##### Input data #####
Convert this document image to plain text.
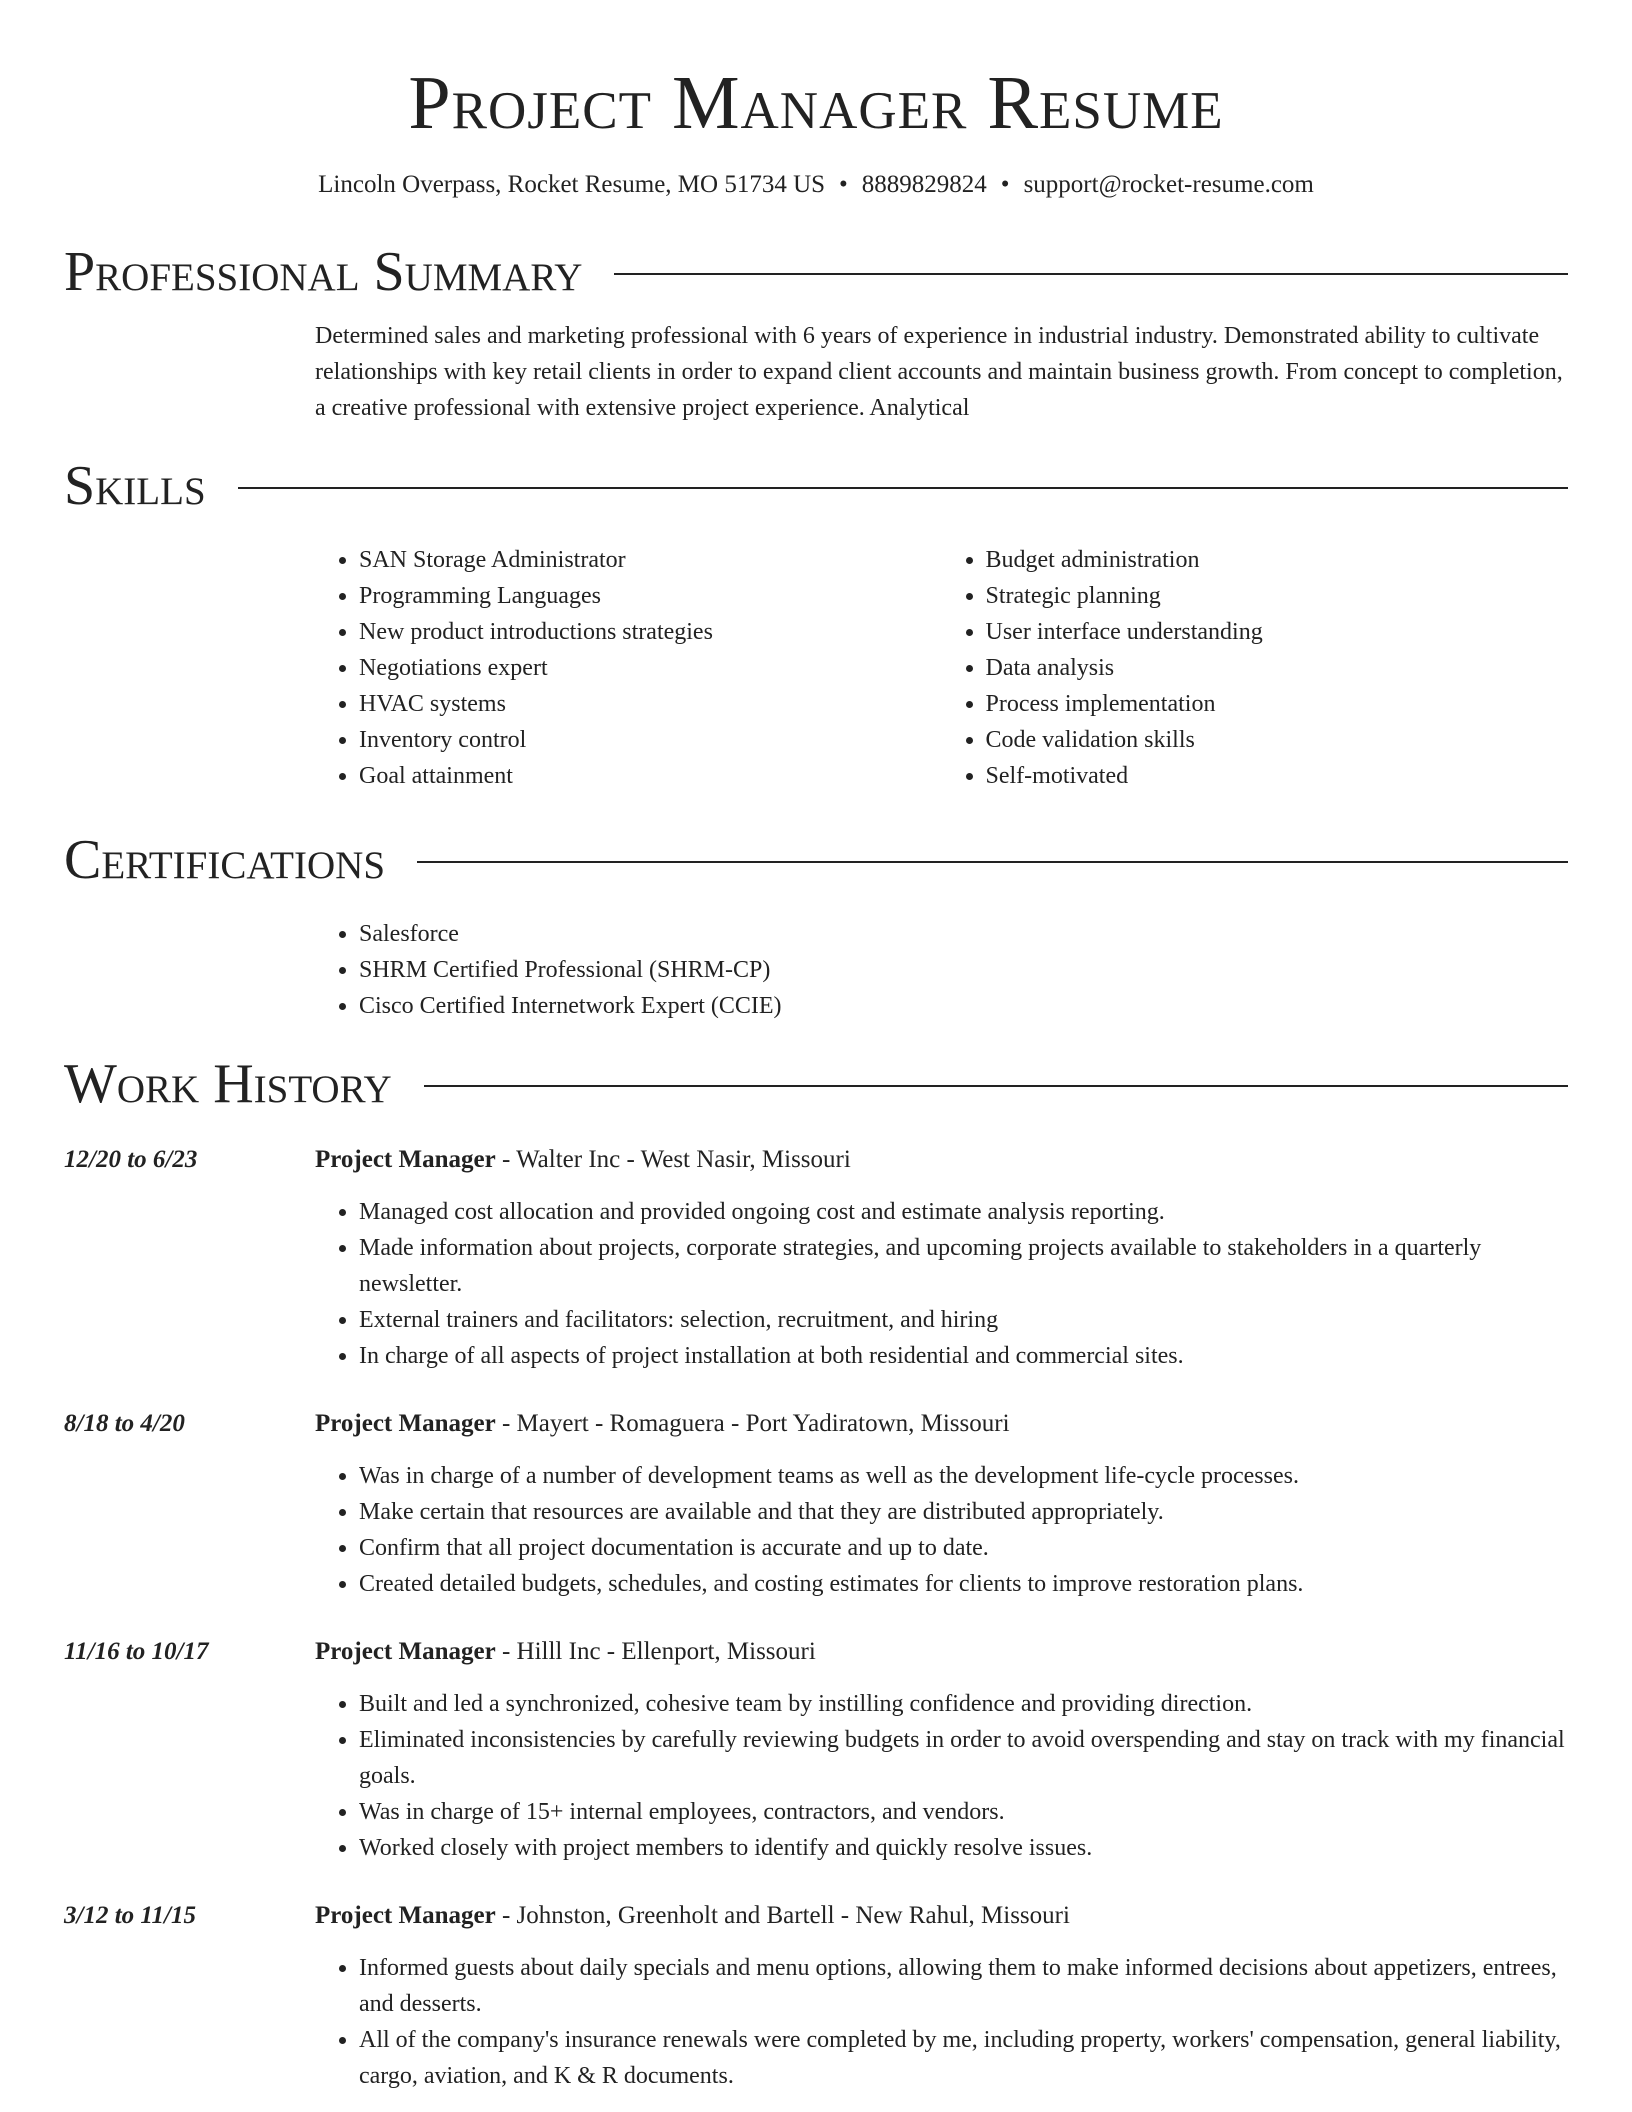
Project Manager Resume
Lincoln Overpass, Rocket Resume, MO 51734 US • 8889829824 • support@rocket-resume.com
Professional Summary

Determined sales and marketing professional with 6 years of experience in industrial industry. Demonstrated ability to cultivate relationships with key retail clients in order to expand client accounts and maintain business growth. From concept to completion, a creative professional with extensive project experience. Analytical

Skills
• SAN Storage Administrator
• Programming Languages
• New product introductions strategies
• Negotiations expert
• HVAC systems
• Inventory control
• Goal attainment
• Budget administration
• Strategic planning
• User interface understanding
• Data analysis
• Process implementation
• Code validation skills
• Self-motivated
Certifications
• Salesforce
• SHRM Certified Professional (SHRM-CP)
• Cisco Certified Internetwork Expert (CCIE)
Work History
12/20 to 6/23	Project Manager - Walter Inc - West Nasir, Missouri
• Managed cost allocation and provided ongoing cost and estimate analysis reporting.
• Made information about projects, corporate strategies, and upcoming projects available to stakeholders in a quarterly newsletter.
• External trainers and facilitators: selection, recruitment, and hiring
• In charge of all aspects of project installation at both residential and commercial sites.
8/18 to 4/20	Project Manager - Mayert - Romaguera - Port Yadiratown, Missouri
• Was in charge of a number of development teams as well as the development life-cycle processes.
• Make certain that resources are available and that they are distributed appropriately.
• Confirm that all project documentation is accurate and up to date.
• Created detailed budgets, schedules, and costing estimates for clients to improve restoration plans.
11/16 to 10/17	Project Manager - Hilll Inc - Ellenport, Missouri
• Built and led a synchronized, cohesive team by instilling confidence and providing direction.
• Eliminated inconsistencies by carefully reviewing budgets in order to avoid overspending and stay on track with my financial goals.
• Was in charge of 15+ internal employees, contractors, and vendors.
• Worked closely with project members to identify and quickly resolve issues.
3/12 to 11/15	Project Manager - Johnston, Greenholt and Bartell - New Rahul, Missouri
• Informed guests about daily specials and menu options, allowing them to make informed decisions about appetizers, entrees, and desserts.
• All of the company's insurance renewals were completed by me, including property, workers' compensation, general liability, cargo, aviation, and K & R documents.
#####
What is asked: Extract each line from the listing that holds the word "analysis".

The output:
• Data analysis
• Managed cost allocation and provided ongoing cost and estimate analysis reporting.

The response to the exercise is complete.